> **EXERCISE DETAILS**
Copy out all lines with the word "Start" in them.
........
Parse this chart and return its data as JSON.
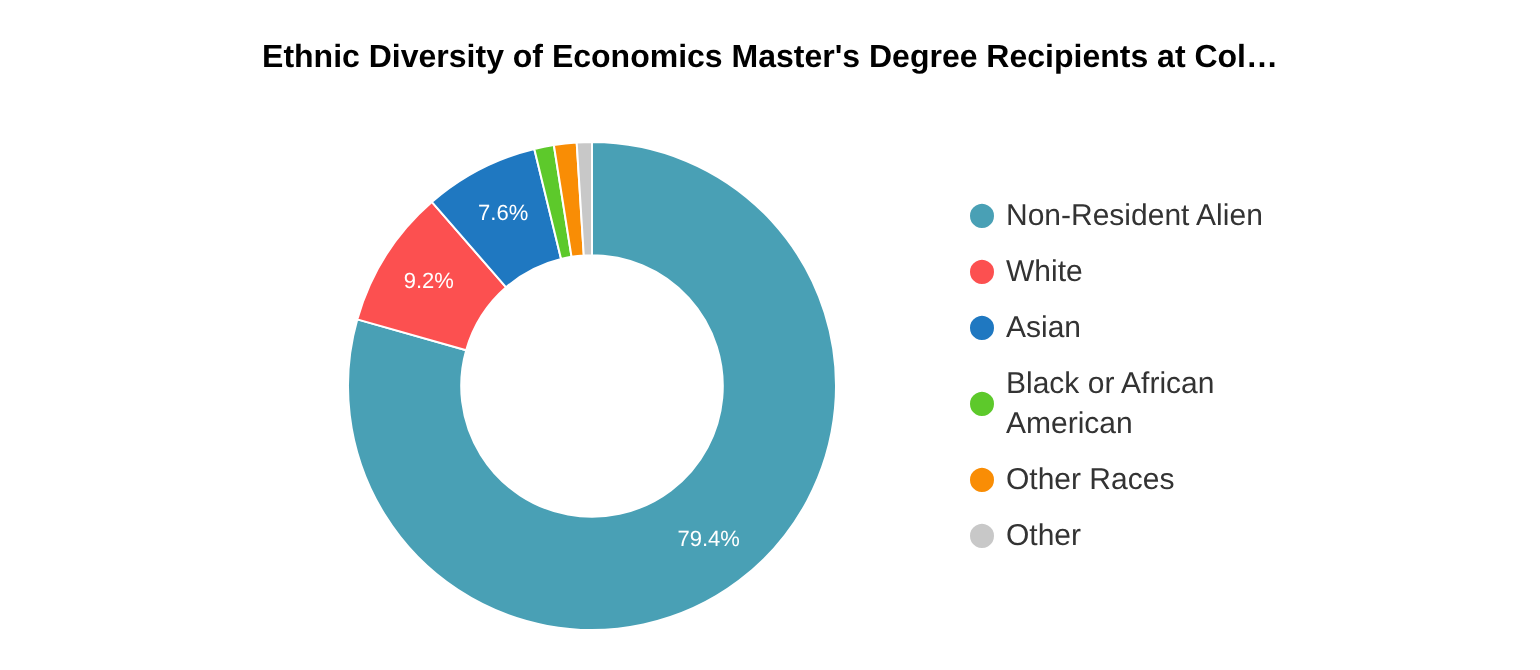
{
  "chart_data": {
    "type": "donut",
    "title": "Ethnic Diversity of Economics Master's Degree Recipients at Col…",
    "categories": [
      "Non-Resident Alien",
      "White",
      "Asian",
      "Black or African American",
      "Other Races",
      "Other"
    ],
    "values": [
      79.4,
      9.2,
      7.6,
      1.3,
      1.5,
      1.0
    ],
    "colors": [
      "#49a0b5",
      "#fc5050",
      "#1f78c1",
      "#5dc92b",
      "#f98d05",
      "#c8c8c8"
    ],
    "value_labels": [
      "79.4%",
      "9.2%",
      "7.6%",
      null,
      null,
      null
    ],
    "legend": "right"
  }
}
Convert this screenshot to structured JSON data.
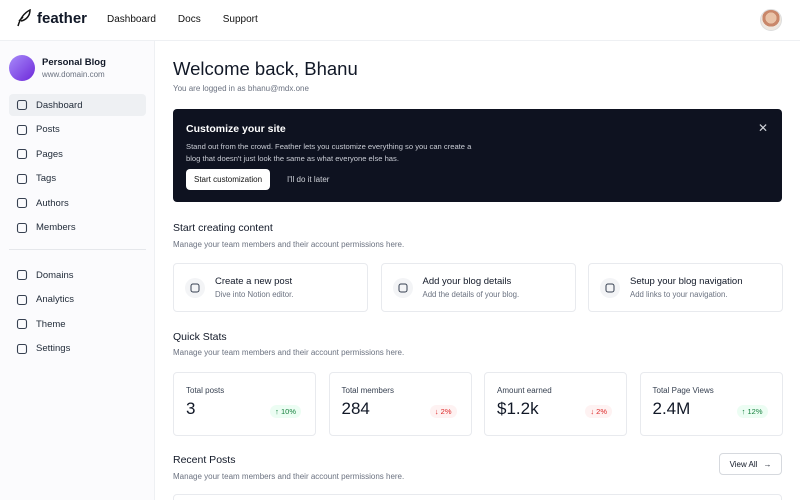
{
  "header": {
    "brand": "feather",
    "nav": [
      "Dashboard",
      "Docs",
      "Support"
    ]
  },
  "sidebar": {
    "site_name": "Personal Blog",
    "site_url": "www.domain.com",
    "active": 0,
    "menu": [
      "Dashboard",
      "Posts",
      "Pages",
      "Tags",
      "Authors",
      "Members"
    ],
    "menu2": [
      "Domains",
      "Analytics",
      "Theme",
      "Settings"
    ]
  },
  "main": {
    "title": "Welcome back, Bhanu",
    "subtitle": "You are logged in as bhanu@mdx.one",
    "banner": {
      "title": "Customize your site",
      "text": "Stand out from the crowd. Feather lets you customize everything so you can create a blog that doesn't just look the same as what everyone else has.",
      "primary": "Start customization",
      "secondary": "I'll do it later"
    },
    "create": {
      "title": "Start creating content",
      "subtitle": "Manage your team members and their account permissions here.",
      "cards": [
        {
          "title": "Create a new post",
          "text": "Dive into Notion editor."
        },
        {
          "title": "Add your blog details",
          "text": "Add the details of your blog."
        },
        {
          "title": "Setup your blog navigation",
          "text": "Add links to your navigation."
        }
      ]
    },
    "stats": {
      "title": "Quick Stats",
      "subtitle": "Manage your team members and their account permissions here.",
      "cards": [
        {
          "label": "Total posts",
          "value": "3",
          "change": "10%",
          "trend": "up"
        },
        {
          "label": "Total members",
          "value": "284",
          "change": "2%",
          "trend": "down"
        },
        {
          "label": "Amount earned",
          "value": "$1.2k",
          "change": "2%",
          "trend": "down"
        },
        {
          "label": "Total Page Views",
          "value": "2.4M",
          "change": "12%",
          "trend": "up"
        }
      ]
    },
    "recent": {
      "title": "Recent Posts",
      "subtitle": "Manage your team members and their account permissions here.",
      "button": "View All"
    }
  }
}
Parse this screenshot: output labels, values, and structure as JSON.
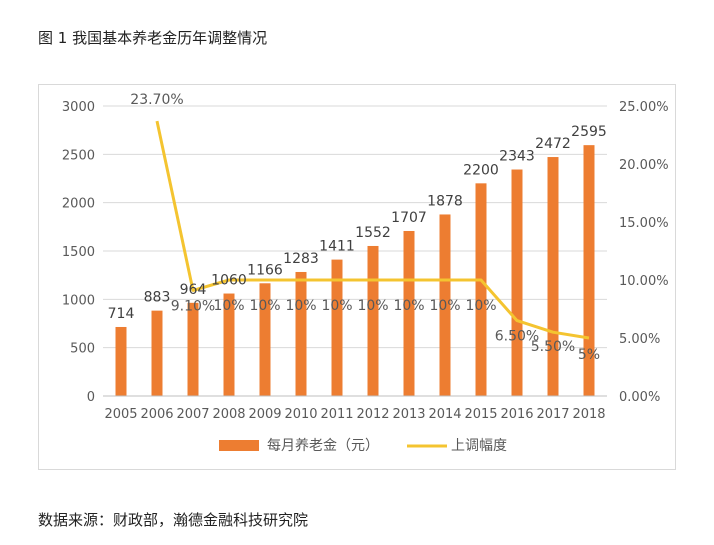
........
> **WRITTEN ANSWER**
      "primary": "Start customization",
      "title": "Start creating content",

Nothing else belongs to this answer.